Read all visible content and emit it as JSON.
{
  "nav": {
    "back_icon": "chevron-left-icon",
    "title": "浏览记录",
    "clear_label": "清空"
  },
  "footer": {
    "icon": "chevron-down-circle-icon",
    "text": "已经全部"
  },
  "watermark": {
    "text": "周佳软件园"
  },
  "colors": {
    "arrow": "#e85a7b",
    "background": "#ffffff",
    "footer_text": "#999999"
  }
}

**What you are asked to do**
Word for word, quote all of the data above.

**Correct response**
Read all visible content and emit it as JSON.
{
  "nav": {
    "back_icon": "chevron-left-icon",
    "title": "浏览记录",
    "clear_label": "清空"
  },
  "footer": {
    "icon": "chevron-down-circle-icon",
    "text": "已经全部"
  },
  "watermark": {
    "text": "周佳软件园"
  },
  "colors": {
    "arrow": "#e85a7b",
    "background": "#ffffff",
    "footer_text": "#999999"
  }
}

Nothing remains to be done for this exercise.